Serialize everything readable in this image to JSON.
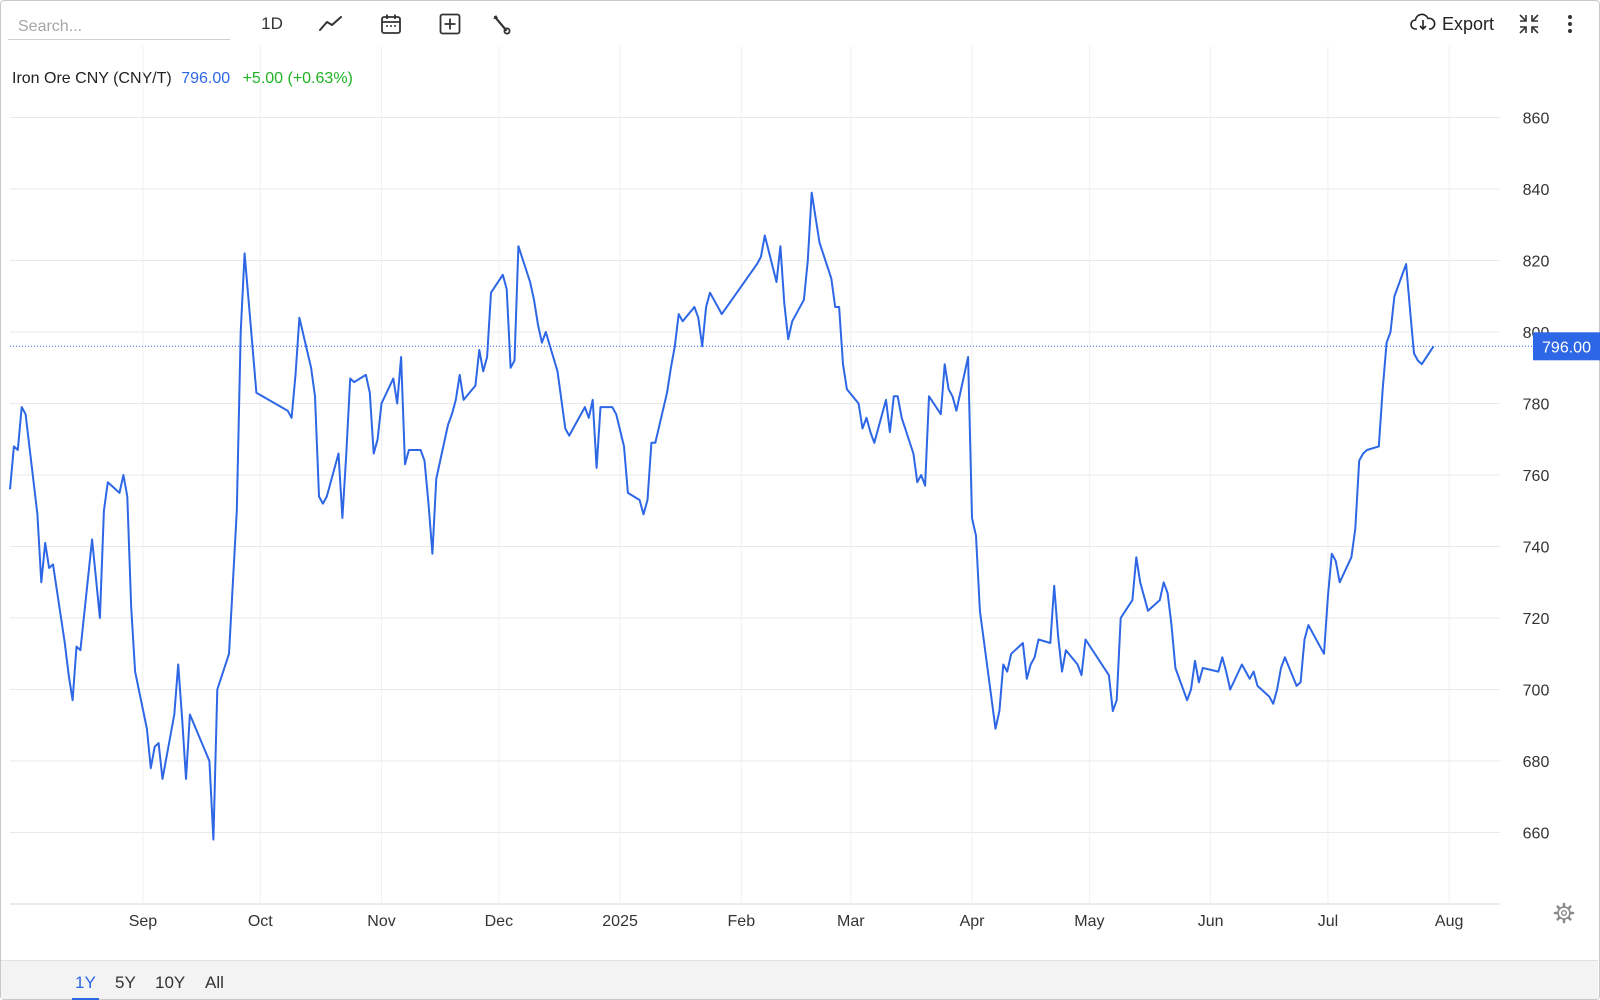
{
  "toolbar": {
    "search_placeholder": "Search...",
    "interval_label": "1D",
    "export_label": "Export"
  },
  "legend": {
    "name": "Iron Ore CNY (CNY/T)",
    "price": "796.00",
    "change": "+5.00 (+0.63%)"
  },
  "last_price_tag": "796.00",
  "ranges": [
    "1Y",
    "5Y",
    "10Y",
    "All"
  ],
  "active_range": "1Y",
  "colors": {
    "line": "#2d67e6",
    "price_text": "#2d67e6",
    "change_positive": "#1fb323",
    "tag_bg": "#2d67e6",
    "grid": "#e9e9e9"
  },
  "icons": [
    "line-chart-icon",
    "calendar-icon",
    "plus-box-icon",
    "wrench-icon",
    "cloud-download-icon",
    "collapse-icon",
    "more-vertical-icon",
    "gear-icon"
  ],
  "chart_data": {
    "type": "line",
    "title": "Iron Ore CNY (CNY/T)",
    "xlabel": "",
    "ylabel": "",
    "ylim": [
      640,
      880
    ],
    "yticks": [
      660,
      680,
      700,
      720,
      740,
      760,
      780,
      800,
      820,
      840,
      860
    ],
    "xticks": [
      {
        "label": "Sep",
        "date": "2024-09-01"
      },
      {
        "label": "Oct",
        "date": "2024-10-01"
      },
      {
        "label": "Nov",
        "date": "2024-11-01"
      },
      {
        "label": "Dec",
        "date": "2024-12-01"
      },
      {
        "label": "2025",
        "date": "2025-01-01"
      },
      {
        "label": "Feb",
        "date": "2025-02-01"
      },
      {
        "label": "Mar",
        "date": "2025-03-01"
      },
      {
        "label": "Apr",
        "date": "2025-04-01"
      },
      {
        "label": "May",
        "date": "2025-05-01"
      },
      {
        "label": "Jun",
        "date": "2025-06-01"
      },
      {
        "label": "Jul",
        "date": "2025-07-01"
      },
      {
        "label": "Aug",
        "date": "2025-08-01"
      }
    ],
    "grid": true,
    "last_value": 796,
    "series": [
      {
        "values": [
          [
            "2024-07-29",
            756
          ],
          [
            "2024-07-30",
            768
          ],
          [
            "2024-07-31",
            767
          ],
          [
            "2024-08-01",
            779
          ],
          [
            "2024-08-02",
            777
          ],
          [
            "2024-08-05",
            749
          ],
          [
            "2024-08-06",
            730
          ],
          [
            "2024-08-07",
            741
          ],
          [
            "2024-08-08",
            734
          ],
          [
            "2024-08-09",
            735
          ],
          [
            "2024-08-12",
            713
          ],
          [
            "2024-08-13",
            704
          ],
          [
            "2024-08-14",
            697
          ],
          [
            "2024-08-15",
            712
          ],
          [
            "2024-08-16",
            711
          ],
          [
            "2024-08-19",
            742
          ],
          [
            "2024-08-20",
            731
          ],
          [
            "2024-08-21",
            720
          ],
          [
            "2024-08-22",
            750
          ],
          [
            "2024-08-23",
            758
          ],
          [
            "2024-08-26",
            755
          ],
          [
            "2024-08-27",
            760
          ],
          [
            "2024-08-28",
            754
          ],
          [
            "2024-08-29",
            723
          ],
          [
            "2024-08-30",
            705
          ],
          [
            "2024-09-02",
            689
          ],
          [
            "2024-09-03",
            678
          ],
          [
            "2024-09-04",
            684
          ],
          [
            "2024-09-05",
            685
          ],
          [
            "2024-09-06",
            675
          ],
          [
            "2024-09-09",
            693
          ],
          [
            "2024-09-10",
            707
          ],
          [
            "2024-09-11",
            692
          ],
          [
            "2024-09-12",
            675
          ],
          [
            "2024-09-13",
            693
          ],
          [
            "2024-09-18",
            680
          ],
          [
            "2024-09-19",
            658
          ],
          [
            "2024-09-20",
            700
          ],
          [
            "2024-09-23",
            710
          ],
          [
            "2024-09-24",
            730
          ],
          [
            "2024-09-25",
            750
          ],
          [
            "2024-09-26",
            800
          ],
          [
            "2024-09-27",
            822
          ],
          [
            "2024-09-30",
            783
          ],
          [
            "2024-10-08",
            778
          ],
          [
            "2024-10-09",
            776
          ],
          [
            "2024-10-10",
            788
          ],
          [
            "2024-10-11",
            804
          ],
          [
            "2024-10-14",
            790
          ],
          [
            "2024-10-15",
            782
          ],
          [
            "2024-10-16",
            754
          ],
          [
            "2024-10-17",
            752
          ],
          [
            "2024-10-18",
            754
          ],
          [
            "2024-10-21",
            766
          ],
          [
            "2024-10-22",
            748
          ],
          [
            "2024-10-23",
            766
          ],
          [
            "2024-10-24",
            787
          ],
          [
            "2024-10-25",
            786
          ],
          [
            "2024-10-28",
            788
          ],
          [
            "2024-10-29",
            783
          ],
          [
            "2024-10-30",
            766
          ],
          [
            "2024-10-31",
            770
          ],
          [
            "2024-11-01",
            780
          ],
          [
            "2024-11-04",
            787
          ],
          [
            "2024-11-05",
            780
          ],
          [
            "2024-11-06",
            793
          ],
          [
            "2024-11-07",
            763
          ],
          [
            "2024-11-08",
            767
          ],
          [
            "2024-11-11",
            767
          ],
          [
            "2024-11-12",
            764
          ],
          [
            "2024-11-13",
            752
          ],
          [
            "2024-11-14",
            738
          ],
          [
            "2024-11-15",
            759
          ],
          [
            "2024-11-18",
            774
          ],
          [
            "2024-11-19",
            777
          ],
          [
            "2024-11-20",
            781
          ],
          [
            "2024-11-21",
            788
          ],
          [
            "2024-11-22",
            781
          ],
          [
            "2024-11-25",
            785
          ],
          [
            "2024-11-26",
            795
          ],
          [
            "2024-11-27",
            789
          ],
          [
            "2024-11-28",
            793
          ],
          [
            "2024-11-29",
            811
          ],
          [
            "2024-12-02",
            816
          ],
          [
            "2024-12-03",
            812
          ],
          [
            "2024-12-04",
            790
          ],
          [
            "2024-12-05",
            792
          ],
          [
            "2024-12-06",
            824
          ],
          [
            "2024-12-09",
            814
          ],
          [
            "2024-12-10",
            809
          ],
          [
            "2024-12-11",
            802
          ],
          [
            "2024-12-12",
            797
          ],
          [
            "2024-12-13",
            800
          ],
          [
            "2024-12-16",
            789
          ],
          [
            "2024-12-17",
            781
          ],
          [
            "2024-12-18",
            773
          ],
          [
            "2024-12-19",
            771
          ],
          [
            "2024-12-20",
            773
          ],
          [
            "2024-12-23",
            779
          ],
          [
            "2024-12-24",
            776
          ],
          [
            "2024-12-25",
            781
          ],
          [
            "2024-12-26",
            762
          ],
          [
            "2024-12-27",
            779
          ],
          [
            "2024-12-30",
            779
          ],
          [
            "2024-12-31",
            777
          ],
          [
            "2025-01-02",
            768
          ],
          [
            "2025-01-03",
            755
          ],
          [
            "2025-01-06",
            753
          ],
          [
            "2025-01-07",
            749
          ],
          [
            "2025-01-08",
            753
          ],
          [
            "2025-01-09",
            769
          ],
          [
            "2025-01-10",
            769
          ],
          [
            "2025-01-13",
            783
          ],
          [
            "2025-01-14",
            790
          ],
          [
            "2025-01-15",
            796
          ],
          [
            "2025-01-16",
            805
          ],
          [
            "2025-01-17",
            803
          ],
          [
            "2025-01-20",
            807
          ],
          [
            "2025-01-21",
            804
          ],
          [
            "2025-01-22",
            796
          ],
          [
            "2025-01-23",
            807
          ],
          [
            "2025-01-24",
            811
          ],
          [
            "2025-01-27",
            805
          ],
          [
            "2025-02-05",
            819
          ],
          [
            "2025-02-06",
            821
          ],
          [
            "2025-02-07",
            827
          ],
          [
            "2025-02-10",
            814
          ],
          [
            "2025-02-11",
            824
          ],
          [
            "2025-02-12",
            808
          ],
          [
            "2025-02-13",
            798
          ],
          [
            "2025-02-14",
            803
          ],
          [
            "2025-02-17",
            809
          ],
          [
            "2025-02-18",
            820
          ],
          [
            "2025-02-19",
            839
          ],
          [
            "2025-02-20",
            832
          ],
          [
            "2025-02-21",
            825
          ],
          [
            "2025-02-24",
            815
          ],
          [
            "2025-02-25",
            807
          ],
          [
            "2025-02-26",
            807
          ],
          [
            "2025-02-27",
            791
          ],
          [
            "2025-02-28",
            784
          ],
          [
            "2025-03-03",
            780
          ],
          [
            "2025-03-04",
            773
          ],
          [
            "2025-03-05",
            776
          ],
          [
            "2025-03-06",
            772
          ],
          [
            "2025-03-07",
            769
          ],
          [
            "2025-03-10",
            781
          ],
          [
            "2025-03-11",
            772
          ],
          [
            "2025-03-12",
            782
          ],
          [
            "2025-03-13",
            782
          ],
          [
            "2025-03-14",
            776
          ],
          [
            "2025-03-17",
            766
          ],
          [
            "2025-03-18",
            758
          ],
          [
            "2025-03-19",
            760
          ],
          [
            "2025-03-20",
            757
          ],
          [
            "2025-03-21",
            782
          ],
          [
            "2025-03-24",
            777
          ],
          [
            "2025-03-25",
            791
          ],
          [
            "2025-03-26",
            784
          ],
          [
            "2025-03-27",
            782
          ],
          [
            "2025-03-28",
            778
          ],
          [
            "2025-03-31",
            793
          ],
          [
            "2025-04-01",
            748
          ],
          [
            "2025-04-02",
            743
          ],
          [
            "2025-04-03",
            722
          ],
          [
            "2025-04-07",
            689
          ],
          [
            "2025-04-08",
            694
          ],
          [
            "2025-04-09",
            707
          ],
          [
            "2025-04-10",
            705
          ],
          [
            "2025-04-11",
            710
          ],
          [
            "2025-04-14",
            713
          ],
          [
            "2025-04-15",
            703
          ],
          [
            "2025-04-16",
            707
          ],
          [
            "2025-04-17",
            709
          ],
          [
            "2025-04-18",
            714
          ],
          [
            "2025-04-21",
            713
          ],
          [
            "2025-04-22",
            729
          ],
          [
            "2025-04-23",
            715
          ],
          [
            "2025-04-24",
            705
          ],
          [
            "2025-04-25",
            711
          ],
          [
            "2025-04-28",
            707
          ],
          [
            "2025-04-29",
            704
          ],
          [
            "2025-04-30",
            714
          ],
          [
            "2025-05-06",
            704
          ],
          [
            "2025-05-07",
            694
          ],
          [
            "2025-05-08",
            697
          ],
          [
            "2025-05-09",
            720
          ],
          [
            "2025-05-12",
            725
          ],
          [
            "2025-05-13",
            737
          ],
          [
            "2025-05-14",
            730
          ],
          [
            "2025-05-15",
            726
          ],
          [
            "2025-05-16",
            722
          ],
          [
            "2025-05-19",
            725
          ],
          [
            "2025-05-20",
            730
          ],
          [
            "2025-05-21",
            727
          ],
          [
            "2025-05-22",
            718
          ],
          [
            "2025-05-23",
            706
          ],
          [
            "2025-05-26",
            697
          ],
          [
            "2025-05-27",
            700
          ],
          [
            "2025-05-28",
            708
          ],
          [
            "2025-05-29",
            702
          ],
          [
            "2025-05-30",
            706
          ],
          [
            "2025-06-03",
            705
          ],
          [
            "2025-06-04",
            709
          ],
          [
            "2025-06-05",
            705
          ],
          [
            "2025-06-06",
            700
          ],
          [
            "2025-06-09",
            707
          ],
          [
            "2025-06-10",
            705
          ],
          [
            "2025-06-11",
            703
          ],
          [
            "2025-06-12",
            705
          ],
          [
            "2025-06-13",
            701
          ],
          [
            "2025-06-16",
            698
          ],
          [
            "2025-06-17",
            696
          ],
          [
            "2025-06-18",
            700
          ],
          [
            "2025-06-19",
            706
          ],
          [
            "2025-06-20",
            709
          ],
          [
            "2025-06-23",
            701
          ],
          [
            "2025-06-24",
            702
          ],
          [
            "2025-06-25",
            714
          ],
          [
            "2025-06-26",
            718
          ],
          [
            "2025-06-27",
            716
          ],
          [
            "2025-06-30",
            710
          ],
          [
            "2025-07-01",
            726
          ],
          [
            "2025-07-02",
            738
          ],
          [
            "2025-07-03",
            736
          ],
          [
            "2025-07-04",
            730
          ],
          [
            "2025-07-07",
            737
          ],
          [
            "2025-07-08",
            745
          ],
          [
            "2025-07-09",
            764
          ],
          [
            "2025-07-10",
            766
          ],
          [
            "2025-07-11",
            767
          ],
          [
            "2025-07-14",
            768
          ],
          [
            "2025-07-15",
            784
          ],
          [
            "2025-07-16",
            797
          ],
          [
            "2025-07-17",
            800
          ],
          [
            "2025-07-18",
            810
          ],
          [
            "2025-07-21",
            819
          ],
          [
            "2025-07-22",
            806
          ],
          [
            "2025-07-23",
            794
          ],
          [
            "2025-07-24",
            792
          ],
          [
            "2025-07-25",
            791
          ],
          [
            "2025-07-28",
            796
          ]
        ]
      }
    ]
  }
}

● **STATED TASK**: Show the lines where the word "Iron" appears in the entries.

● **EXERCISE RESPONSE**:
    "name": "Iron Ore CNY (CNY/T)",
    "title": "Iron Ore CNY (CNY/T)",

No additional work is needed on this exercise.